# Advice for extra storage on Nvidia Shield TV



## redundantslurs (Dec 5, 2015)

So, I bought the Shield TV during the Black Friday promo for $150 (the base model not the pro).  Question I have is, How much of a speed difference is there between getting a Samsung T1 portable 250gigs drive USB3.0 over the Samsung 64GB Pro+ USH-1 micro SDXC U3 card?  I'm new to the whole Android TV ecosystem and just recently started to mess around with KODI.   Will the Shield TV allow me to install games and apps to the external drives or are they just for media?  Maybe, I should have just bought the PRO version and not have any headaches at all.  Any advice, suggestions and insight is welcomed, thanks.


----------



## flmatter (Dec 6, 2015)

I bought one as well but have not installed many apps yet. Most of what you can install on it is available thru the already installed google store/play app. There is a geforece app that wants your money to download games and such from NVidia as well.    I am mainly using it for media and have yet to fill up the 64 gig micro sd I installed.  As for your speed question the usb should be faster than the ush-1.  But you will not noticed it.


----------



## redundantslurs (Dec 6, 2015)

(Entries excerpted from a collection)
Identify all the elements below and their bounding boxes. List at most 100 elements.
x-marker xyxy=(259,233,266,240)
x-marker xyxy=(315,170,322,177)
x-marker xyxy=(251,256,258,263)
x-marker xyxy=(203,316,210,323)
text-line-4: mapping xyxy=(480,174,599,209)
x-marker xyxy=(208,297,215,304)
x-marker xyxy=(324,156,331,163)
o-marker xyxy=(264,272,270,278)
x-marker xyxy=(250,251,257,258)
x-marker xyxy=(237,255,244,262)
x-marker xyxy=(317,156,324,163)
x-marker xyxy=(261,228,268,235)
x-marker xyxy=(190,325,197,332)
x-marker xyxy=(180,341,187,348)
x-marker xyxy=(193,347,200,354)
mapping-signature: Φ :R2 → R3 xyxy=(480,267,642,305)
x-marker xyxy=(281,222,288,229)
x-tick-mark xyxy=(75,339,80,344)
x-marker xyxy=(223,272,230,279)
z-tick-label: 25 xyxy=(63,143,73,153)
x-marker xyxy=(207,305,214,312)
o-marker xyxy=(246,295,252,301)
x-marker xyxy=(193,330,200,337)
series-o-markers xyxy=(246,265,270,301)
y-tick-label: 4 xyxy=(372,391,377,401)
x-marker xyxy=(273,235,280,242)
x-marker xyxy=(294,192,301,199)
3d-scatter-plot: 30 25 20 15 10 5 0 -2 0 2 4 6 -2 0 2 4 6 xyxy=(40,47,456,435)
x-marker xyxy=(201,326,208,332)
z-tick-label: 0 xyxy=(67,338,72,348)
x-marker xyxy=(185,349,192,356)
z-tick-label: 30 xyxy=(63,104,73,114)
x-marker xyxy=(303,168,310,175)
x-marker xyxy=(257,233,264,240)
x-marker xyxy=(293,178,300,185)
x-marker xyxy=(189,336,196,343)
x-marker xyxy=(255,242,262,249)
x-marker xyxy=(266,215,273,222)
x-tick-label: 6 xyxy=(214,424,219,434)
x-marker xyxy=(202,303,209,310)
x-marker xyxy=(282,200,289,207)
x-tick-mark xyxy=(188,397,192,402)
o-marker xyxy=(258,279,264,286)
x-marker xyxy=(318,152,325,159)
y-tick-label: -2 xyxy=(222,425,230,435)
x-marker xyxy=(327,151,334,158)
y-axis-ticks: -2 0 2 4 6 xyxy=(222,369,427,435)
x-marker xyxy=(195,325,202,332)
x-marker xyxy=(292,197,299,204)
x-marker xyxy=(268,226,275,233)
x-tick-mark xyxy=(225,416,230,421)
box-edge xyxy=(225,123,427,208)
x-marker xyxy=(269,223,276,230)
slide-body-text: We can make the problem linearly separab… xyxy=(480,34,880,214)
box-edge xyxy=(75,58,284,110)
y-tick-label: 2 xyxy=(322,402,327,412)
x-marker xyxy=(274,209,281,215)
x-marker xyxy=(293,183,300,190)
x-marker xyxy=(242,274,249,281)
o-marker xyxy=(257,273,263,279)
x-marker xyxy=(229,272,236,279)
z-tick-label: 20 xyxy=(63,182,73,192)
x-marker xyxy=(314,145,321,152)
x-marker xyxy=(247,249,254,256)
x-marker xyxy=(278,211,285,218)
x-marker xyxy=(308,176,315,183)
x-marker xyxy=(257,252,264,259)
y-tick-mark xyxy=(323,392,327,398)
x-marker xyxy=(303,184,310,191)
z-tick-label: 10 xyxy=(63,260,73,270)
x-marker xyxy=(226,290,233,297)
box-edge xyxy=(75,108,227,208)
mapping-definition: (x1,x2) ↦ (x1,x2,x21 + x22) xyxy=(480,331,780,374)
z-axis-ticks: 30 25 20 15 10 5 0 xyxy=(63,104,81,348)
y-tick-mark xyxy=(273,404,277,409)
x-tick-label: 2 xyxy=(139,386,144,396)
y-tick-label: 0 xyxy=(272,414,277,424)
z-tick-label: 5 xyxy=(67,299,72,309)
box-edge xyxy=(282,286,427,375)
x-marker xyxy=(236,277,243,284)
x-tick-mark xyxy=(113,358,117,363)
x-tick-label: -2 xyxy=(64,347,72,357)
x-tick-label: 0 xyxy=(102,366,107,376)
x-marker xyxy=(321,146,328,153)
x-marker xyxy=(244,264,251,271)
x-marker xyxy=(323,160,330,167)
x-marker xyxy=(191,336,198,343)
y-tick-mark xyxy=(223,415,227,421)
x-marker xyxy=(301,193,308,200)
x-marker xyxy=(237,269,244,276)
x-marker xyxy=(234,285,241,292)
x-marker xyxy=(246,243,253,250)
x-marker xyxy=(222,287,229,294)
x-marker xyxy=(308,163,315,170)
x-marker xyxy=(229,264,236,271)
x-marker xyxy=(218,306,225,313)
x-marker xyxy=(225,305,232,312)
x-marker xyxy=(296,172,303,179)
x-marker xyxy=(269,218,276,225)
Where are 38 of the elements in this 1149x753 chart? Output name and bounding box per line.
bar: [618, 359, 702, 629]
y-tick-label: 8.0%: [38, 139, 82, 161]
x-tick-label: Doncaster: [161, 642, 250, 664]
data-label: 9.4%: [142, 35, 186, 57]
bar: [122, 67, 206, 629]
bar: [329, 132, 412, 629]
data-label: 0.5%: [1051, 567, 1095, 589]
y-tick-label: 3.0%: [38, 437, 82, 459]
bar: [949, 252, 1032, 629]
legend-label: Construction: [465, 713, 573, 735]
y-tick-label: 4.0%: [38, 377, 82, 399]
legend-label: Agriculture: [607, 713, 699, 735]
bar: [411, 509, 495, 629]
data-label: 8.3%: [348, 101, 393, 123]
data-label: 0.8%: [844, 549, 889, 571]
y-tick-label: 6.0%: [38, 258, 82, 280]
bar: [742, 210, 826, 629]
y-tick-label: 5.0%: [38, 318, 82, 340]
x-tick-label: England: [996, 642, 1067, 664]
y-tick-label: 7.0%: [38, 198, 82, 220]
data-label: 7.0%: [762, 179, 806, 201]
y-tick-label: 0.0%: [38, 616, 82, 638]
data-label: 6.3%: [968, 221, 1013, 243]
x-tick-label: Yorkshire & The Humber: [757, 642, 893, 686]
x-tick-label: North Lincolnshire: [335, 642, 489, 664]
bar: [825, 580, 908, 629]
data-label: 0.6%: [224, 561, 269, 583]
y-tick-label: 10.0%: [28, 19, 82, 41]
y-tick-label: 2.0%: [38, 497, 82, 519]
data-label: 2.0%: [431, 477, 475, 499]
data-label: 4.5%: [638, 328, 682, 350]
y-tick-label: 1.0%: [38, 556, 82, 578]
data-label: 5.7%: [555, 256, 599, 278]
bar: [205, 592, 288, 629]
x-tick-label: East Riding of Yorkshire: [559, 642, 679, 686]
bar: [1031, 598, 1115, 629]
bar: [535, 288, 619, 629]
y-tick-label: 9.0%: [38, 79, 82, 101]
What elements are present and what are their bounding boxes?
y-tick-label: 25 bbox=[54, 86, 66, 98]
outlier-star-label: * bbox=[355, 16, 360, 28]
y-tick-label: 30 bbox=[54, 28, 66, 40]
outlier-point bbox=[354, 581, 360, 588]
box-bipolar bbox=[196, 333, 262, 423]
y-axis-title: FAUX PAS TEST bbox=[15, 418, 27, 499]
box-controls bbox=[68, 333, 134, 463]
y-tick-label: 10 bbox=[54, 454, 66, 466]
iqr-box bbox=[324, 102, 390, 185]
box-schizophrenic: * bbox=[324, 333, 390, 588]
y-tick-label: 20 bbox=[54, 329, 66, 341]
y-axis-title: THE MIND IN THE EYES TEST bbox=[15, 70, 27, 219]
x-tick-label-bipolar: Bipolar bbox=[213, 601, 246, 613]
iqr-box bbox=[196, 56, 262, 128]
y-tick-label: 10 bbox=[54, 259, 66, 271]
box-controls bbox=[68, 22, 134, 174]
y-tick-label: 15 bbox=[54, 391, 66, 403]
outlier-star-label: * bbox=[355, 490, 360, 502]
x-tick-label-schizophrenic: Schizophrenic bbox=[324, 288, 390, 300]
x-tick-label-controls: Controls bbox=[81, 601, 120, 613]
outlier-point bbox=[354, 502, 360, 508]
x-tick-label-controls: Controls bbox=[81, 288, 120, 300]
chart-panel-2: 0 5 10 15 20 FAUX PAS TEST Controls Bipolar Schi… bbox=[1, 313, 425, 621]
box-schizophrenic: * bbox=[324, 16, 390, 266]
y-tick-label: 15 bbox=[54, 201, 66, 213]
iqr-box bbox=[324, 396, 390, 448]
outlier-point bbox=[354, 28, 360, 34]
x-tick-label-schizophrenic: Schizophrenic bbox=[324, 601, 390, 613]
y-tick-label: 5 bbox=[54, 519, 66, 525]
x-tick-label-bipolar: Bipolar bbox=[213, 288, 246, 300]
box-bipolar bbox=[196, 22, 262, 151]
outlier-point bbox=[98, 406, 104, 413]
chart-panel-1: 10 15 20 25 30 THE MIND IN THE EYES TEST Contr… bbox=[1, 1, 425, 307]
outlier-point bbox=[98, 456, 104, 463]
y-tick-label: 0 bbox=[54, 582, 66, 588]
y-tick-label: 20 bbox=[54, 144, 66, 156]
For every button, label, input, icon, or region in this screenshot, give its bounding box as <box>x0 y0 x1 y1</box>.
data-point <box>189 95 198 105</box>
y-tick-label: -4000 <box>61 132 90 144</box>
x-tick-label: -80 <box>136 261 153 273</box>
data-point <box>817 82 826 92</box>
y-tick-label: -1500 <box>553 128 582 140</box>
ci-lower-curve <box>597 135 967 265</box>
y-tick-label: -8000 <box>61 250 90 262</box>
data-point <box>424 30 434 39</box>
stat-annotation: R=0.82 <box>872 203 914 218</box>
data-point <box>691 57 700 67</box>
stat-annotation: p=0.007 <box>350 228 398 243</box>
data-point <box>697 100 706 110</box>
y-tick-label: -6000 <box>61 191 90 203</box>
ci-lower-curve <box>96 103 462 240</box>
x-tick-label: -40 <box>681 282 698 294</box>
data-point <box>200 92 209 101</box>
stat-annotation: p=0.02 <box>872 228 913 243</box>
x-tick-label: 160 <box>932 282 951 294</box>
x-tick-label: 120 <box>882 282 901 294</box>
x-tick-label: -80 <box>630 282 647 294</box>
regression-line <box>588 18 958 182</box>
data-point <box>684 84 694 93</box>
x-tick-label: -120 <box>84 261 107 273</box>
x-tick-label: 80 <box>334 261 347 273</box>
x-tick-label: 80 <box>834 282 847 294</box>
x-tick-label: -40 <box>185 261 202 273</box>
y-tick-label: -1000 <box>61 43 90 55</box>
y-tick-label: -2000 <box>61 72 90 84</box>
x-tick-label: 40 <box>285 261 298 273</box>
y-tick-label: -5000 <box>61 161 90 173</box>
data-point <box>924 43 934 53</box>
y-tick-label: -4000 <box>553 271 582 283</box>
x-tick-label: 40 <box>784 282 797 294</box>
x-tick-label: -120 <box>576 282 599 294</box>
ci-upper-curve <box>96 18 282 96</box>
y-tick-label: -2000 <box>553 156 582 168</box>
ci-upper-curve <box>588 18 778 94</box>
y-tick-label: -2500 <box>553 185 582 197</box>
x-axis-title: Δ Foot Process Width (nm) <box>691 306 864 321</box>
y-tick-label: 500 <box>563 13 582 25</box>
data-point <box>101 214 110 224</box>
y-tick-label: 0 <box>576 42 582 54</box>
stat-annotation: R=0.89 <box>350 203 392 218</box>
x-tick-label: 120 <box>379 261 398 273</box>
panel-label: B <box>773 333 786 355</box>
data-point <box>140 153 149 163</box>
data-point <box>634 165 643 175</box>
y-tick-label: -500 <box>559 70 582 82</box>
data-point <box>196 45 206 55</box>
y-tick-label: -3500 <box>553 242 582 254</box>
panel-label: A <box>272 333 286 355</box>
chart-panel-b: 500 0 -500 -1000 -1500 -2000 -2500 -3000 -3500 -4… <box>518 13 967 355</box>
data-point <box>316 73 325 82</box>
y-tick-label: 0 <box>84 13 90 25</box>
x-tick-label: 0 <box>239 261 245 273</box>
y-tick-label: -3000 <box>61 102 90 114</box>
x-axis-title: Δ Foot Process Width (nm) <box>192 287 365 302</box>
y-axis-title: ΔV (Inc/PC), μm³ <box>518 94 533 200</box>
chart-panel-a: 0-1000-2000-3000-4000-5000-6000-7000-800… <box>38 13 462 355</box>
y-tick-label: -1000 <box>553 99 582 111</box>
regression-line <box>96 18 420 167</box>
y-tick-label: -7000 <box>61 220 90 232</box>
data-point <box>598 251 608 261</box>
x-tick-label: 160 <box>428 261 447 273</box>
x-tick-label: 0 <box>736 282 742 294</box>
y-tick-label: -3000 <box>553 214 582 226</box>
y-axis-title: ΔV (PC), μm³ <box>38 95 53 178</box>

■ What the exercise asks
Reproduce the forum thread from "# Advice for" up to and including "is welcomed, thanks.", switching "KODI" to "Plex". These entries have no connection to the forum thread.

■ Finished answer
# Advice for extra storage on Nvidia Shield TV



## redundantslurs (Dec 5, 2015)

So, I bought the Shield TV during the Black Friday promo for $150 (the base model not the pro).  Question I have is, How much of a speed difference is there between getting a Samsung T1 portable 250gigs drive USB3.0 over the Samsung 64GB Pro+ USH-1 micro SDXC U3 card?  I'm new to the whole Android TV ecosystem and just recently started to mess around with Plex.   Will the Shield TV allow me to install games and apps to the external drives or are they just for media?  Maybe, I should have just bought the PRO version and not have any headaches at all.  Any advice, suggestions and insight is welcomed, thanks.